Brief: Pull out all lines from the listing below in which the word "Prelims" appears.

Data provided:
+===+

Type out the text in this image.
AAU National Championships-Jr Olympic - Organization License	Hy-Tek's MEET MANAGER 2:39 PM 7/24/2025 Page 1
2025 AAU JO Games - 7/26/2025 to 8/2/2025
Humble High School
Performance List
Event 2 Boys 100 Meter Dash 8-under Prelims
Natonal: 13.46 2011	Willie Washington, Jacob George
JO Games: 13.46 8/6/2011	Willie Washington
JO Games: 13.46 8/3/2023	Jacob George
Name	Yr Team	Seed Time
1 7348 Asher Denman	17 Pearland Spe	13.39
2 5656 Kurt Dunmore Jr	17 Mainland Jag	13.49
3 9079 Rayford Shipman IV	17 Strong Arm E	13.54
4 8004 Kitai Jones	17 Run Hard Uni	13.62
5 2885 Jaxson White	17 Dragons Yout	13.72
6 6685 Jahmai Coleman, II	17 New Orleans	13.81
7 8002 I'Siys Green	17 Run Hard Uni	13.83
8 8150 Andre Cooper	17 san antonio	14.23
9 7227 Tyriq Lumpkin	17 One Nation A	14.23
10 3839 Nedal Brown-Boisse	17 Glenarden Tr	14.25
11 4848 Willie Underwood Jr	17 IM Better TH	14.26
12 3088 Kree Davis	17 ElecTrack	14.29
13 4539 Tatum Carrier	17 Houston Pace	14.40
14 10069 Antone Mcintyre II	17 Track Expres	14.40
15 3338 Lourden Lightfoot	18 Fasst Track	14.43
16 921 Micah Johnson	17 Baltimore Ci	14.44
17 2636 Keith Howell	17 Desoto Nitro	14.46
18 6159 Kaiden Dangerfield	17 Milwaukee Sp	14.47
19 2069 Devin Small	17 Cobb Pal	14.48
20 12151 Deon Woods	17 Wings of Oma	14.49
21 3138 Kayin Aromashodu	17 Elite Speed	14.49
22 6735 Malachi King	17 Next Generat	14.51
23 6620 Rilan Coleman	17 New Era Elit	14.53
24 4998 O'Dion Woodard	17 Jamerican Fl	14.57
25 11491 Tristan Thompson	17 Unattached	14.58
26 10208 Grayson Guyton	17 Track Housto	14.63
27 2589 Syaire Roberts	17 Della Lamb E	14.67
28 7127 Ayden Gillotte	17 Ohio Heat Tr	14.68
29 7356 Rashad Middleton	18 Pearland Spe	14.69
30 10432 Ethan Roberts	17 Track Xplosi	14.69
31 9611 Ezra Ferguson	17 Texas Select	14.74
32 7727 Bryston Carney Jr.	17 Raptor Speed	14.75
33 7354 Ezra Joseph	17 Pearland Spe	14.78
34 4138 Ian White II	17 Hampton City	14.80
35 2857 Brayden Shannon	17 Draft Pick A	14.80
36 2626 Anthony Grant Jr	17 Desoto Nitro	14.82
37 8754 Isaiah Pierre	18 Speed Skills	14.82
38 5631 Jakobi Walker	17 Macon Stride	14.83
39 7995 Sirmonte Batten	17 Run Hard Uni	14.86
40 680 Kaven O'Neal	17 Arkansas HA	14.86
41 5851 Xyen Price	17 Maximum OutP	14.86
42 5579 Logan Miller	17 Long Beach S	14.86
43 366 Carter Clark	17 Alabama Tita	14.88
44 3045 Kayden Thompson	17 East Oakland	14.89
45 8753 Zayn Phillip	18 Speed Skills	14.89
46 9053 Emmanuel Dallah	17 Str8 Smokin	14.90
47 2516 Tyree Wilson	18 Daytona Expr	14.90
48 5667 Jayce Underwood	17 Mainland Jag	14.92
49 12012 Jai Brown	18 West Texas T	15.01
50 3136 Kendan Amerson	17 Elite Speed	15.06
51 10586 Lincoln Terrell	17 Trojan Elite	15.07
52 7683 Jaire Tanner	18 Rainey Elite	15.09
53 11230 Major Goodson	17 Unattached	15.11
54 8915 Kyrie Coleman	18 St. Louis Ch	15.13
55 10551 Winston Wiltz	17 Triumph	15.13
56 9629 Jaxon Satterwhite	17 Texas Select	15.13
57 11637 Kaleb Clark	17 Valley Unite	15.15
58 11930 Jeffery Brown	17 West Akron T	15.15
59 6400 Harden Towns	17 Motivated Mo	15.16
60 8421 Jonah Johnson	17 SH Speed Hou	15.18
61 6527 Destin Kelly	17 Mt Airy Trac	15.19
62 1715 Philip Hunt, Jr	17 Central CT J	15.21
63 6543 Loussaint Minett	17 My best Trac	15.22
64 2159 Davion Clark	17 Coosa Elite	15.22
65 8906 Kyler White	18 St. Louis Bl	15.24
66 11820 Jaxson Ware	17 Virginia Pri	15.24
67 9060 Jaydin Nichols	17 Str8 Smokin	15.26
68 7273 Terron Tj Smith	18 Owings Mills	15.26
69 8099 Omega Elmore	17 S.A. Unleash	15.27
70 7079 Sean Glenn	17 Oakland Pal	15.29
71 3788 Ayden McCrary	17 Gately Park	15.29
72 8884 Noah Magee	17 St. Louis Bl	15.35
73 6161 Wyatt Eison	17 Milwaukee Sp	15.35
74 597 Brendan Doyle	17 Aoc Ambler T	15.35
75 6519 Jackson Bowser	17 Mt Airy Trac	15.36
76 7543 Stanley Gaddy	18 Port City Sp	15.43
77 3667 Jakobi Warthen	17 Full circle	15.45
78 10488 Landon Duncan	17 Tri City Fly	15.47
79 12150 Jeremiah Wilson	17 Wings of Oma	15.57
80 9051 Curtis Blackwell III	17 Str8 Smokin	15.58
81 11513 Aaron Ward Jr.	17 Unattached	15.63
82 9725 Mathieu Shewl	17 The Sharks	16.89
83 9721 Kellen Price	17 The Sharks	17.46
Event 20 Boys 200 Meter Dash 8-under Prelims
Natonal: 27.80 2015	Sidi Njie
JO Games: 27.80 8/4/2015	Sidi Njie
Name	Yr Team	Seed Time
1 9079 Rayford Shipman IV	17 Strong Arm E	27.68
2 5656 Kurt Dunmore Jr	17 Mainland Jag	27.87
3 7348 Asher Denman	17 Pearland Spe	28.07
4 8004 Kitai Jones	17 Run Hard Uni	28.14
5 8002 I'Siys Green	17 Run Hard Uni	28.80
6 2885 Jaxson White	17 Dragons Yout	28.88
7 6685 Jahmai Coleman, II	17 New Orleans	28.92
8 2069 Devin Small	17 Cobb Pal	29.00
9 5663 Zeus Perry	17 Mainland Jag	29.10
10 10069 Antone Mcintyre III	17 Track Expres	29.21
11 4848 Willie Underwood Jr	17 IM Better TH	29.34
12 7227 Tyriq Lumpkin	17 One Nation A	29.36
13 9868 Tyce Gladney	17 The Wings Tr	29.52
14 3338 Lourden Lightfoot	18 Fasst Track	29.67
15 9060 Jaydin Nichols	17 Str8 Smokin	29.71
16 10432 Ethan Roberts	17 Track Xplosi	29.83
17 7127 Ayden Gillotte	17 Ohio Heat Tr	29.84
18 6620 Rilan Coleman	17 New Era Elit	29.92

+===+

Complete response:
Event 2 Boys 100 Meter Dash 8-under Prelims
Event 20 Boys 200 Meter Dash 8-under Prelims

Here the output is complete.